# Information supplied start

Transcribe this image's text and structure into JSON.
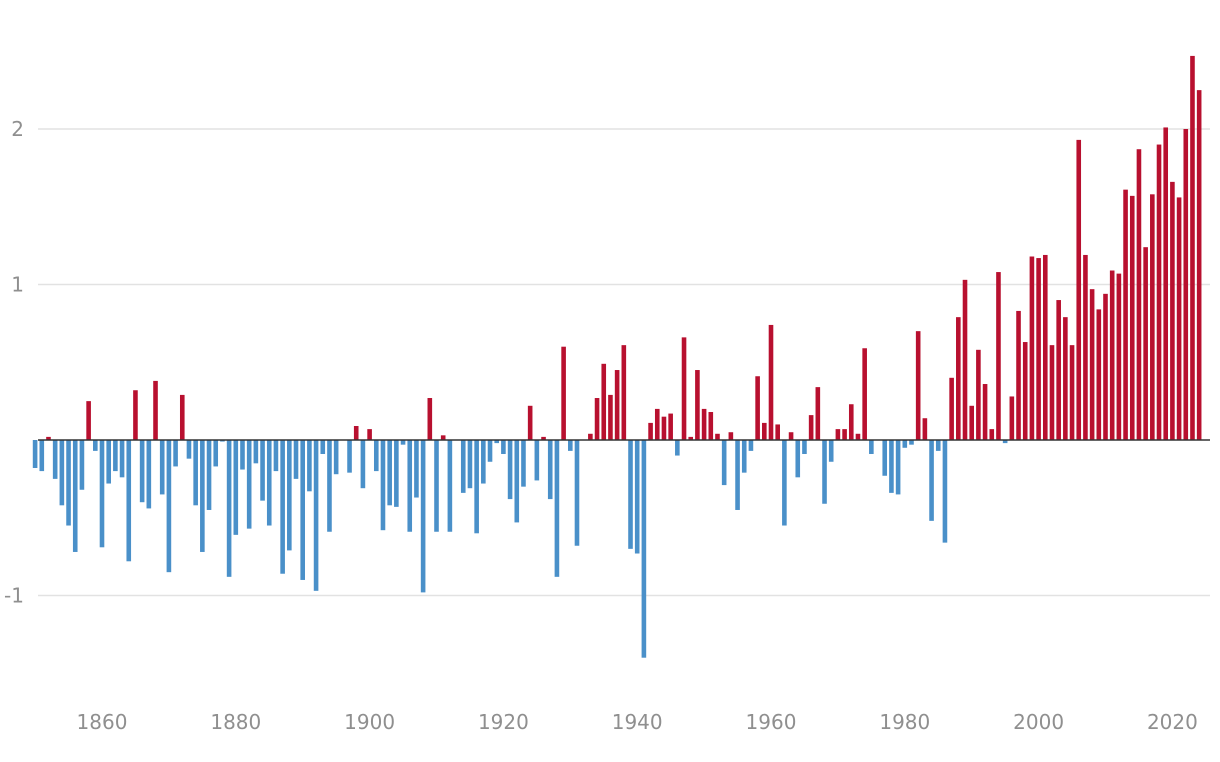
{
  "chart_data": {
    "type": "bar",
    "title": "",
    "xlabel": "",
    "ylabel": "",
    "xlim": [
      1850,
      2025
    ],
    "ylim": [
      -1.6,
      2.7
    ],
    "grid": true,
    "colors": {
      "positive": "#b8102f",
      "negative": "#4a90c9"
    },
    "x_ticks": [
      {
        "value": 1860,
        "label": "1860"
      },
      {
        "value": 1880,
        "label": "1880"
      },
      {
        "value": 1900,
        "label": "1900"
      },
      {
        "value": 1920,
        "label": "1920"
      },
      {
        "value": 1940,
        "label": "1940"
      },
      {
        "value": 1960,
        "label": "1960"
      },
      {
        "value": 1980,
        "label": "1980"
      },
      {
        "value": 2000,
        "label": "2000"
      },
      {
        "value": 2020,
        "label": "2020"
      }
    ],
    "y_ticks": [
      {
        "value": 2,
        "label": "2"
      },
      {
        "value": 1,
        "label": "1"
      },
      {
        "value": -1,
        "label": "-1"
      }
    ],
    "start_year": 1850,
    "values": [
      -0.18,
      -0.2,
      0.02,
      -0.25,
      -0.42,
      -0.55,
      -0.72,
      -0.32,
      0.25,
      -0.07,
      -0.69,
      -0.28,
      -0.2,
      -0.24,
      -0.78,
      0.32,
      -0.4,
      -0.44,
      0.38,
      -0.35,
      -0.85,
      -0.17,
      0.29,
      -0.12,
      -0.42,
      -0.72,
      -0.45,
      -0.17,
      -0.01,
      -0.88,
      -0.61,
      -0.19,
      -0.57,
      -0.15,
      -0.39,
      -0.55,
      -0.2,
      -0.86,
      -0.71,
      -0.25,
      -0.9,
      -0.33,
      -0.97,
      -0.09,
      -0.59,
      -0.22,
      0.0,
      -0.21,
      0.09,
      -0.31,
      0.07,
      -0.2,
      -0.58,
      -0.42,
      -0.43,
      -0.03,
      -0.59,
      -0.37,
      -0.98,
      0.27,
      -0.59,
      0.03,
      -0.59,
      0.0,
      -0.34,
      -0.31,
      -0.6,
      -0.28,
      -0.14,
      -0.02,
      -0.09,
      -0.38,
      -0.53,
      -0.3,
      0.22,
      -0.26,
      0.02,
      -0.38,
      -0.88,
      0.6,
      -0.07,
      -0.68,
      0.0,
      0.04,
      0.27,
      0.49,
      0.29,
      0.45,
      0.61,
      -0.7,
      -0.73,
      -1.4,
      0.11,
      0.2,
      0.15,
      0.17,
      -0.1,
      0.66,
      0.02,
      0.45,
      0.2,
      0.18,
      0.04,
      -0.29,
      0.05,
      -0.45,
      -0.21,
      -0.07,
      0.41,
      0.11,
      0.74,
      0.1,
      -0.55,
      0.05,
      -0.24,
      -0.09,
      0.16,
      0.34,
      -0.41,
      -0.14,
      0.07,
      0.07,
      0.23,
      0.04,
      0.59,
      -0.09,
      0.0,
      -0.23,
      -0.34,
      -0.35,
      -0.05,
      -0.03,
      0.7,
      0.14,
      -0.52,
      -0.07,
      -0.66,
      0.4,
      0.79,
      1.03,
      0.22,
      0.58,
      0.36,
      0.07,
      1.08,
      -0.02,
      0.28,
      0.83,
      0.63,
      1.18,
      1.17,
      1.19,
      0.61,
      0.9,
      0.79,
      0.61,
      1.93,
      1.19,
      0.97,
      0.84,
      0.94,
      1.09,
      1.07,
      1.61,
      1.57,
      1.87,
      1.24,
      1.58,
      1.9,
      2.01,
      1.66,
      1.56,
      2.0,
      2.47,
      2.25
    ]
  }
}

# Information supplied end

Quote the data above in full, leaving out the pictures it holds.

Transcribe this image's text and structure into JSON.
{
  "chart_data": {
    "type": "bar",
    "title": "",
    "xlabel": "",
    "ylabel": "",
    "xlim": [
      1850,
      2025
    ],
    "ylim": [
      -1.6,
      2.7
    ],
    "grid": true,
    "colors": {
      "positive": "#b8102f",
      "negative": "#4a90c9"
    },
    "x_ticks": [
      {
        "value": 1860,
        "label": "1860"
      },
      {
        "value": 1880,
        "label": "1880"
      },
      {
        "value": 1900,
        "label": "1900"
      },
      {
        "value": 1920,
        "label": "1920"
      },
      {
        "value": 1940,
        "label": "1940"
      },
      {
        "value": 1960,
        "label": "1960"
      },
      {
        "value": 1980,
        "label": "1980"
      },
      {
        "value": 2000,
        "label": "2000"
      },
      {
        "value": 2020,
        "label": "2020"
      }
    ],
    "y_ticks": [
      {
        "value": 2,
        "label": "2"
      },
      {
        "value": 1,
        "label": "1"
      },
      {
        "value": -1,
        "label": "-1"
      }
    ],
    "start_year": 1850,
    "values": [
      -0.18,
      -0.2,
      0.02,
      -0.25,
      -0.42,
      -0.55,
      -0.72,
      -0.32,
      0.25,
      -0.07,
      -0.69,
      -0.28,
      -0.2,
      -0.24,
      -0.78,
      0.32,
      -0.4,
      -0.44,
      0.38,
      -0.35,
      -0.85,
      -0.17,
      0.29,
      -0.12,
      -0.42,
      -0.72,
      -0.45,
      -0.17,
      -0.01,
      -0.88,
      -0.61,
      -0.19,
      -0.57,
      -0.15,
      -0.39,
      -0.55,
      -0.2,
      -0.86,
      -0.71,
      -0.25,
      -0.9,
      -0.33,
      -0.97,
      -0.09,
      -0.59,
      -0.22,
      0.0,
      -0.21,
      0.09,
      -0.31,
      0.07,
      -0.2,
      -0.58,
      -0.42,
      -0.43,
      -0.03,
      -0.59,
      -0.37,
      -0.98,
      0.27,
      -0.59,
      0.03,
      -0.59,
      0.0,
      -0.34,
      -0.31,
      -0.6,
      -0.28,
      -0.14,
      -0.02,
      -0.09,
      -0.38,
      -0.53,
      -0.3,
      0.22,
      -0.26,
      0.02,
      -0.38,
      -0.88,
      0.6,
      -0.07,
      -0.68,
      0.0,
      0.04,
      0.27,
      0.49,
      0.29,
      0.45,
      0.61,
      -0.7,
      -0.73,
      -1.4,
      0.11,
      0.2,
      0.15,
      0.17,
      -0.1,
      0.66,
      0.02,
      0.45,
      0.2,
      0.18,
      0.04,
      -0.29,
      0.05,
      -0.45,
      -0.21,
      -0.07,
      0.41,
      0.11,
      0.74,
      0.1,
      -0.55,
      0.05,
      -0.24,
      -0.09,
      0.16,
      0.34,
      -0.41,
      -0.14,
      0.07,
      0.07,
      0.23,
      0.04,
      0.59,
      -0.09,
      0.0,
      -0.23,
      -0.34,
      -0.35,
      -0.05,
      -0.03,
      0.7,
      0.14,
      -0.52,
      -0.07,
      -0.66,
      0.4,
      0.79,
      1.03,
      0.22,
      0.58,
      0.36,
      0.07,
      1.08,
      -0.02,
      0.28,
      0.83,
      0.63,
      1.18,
      1.17,
      1.19,
      0.61,
      0.9,
      0.79,
      0.61,
      1.93,
      1.19,
      0.97,
      0.84,
      0.94,
      1.09,
      1.07,
      1.61,
      1.57,
      1.87,
      1.24,
      1.58,
      1.9,
      2.01,
      1.66,
      1.56,
      2.0,
      2.47,
      2.25
    ]
  }
}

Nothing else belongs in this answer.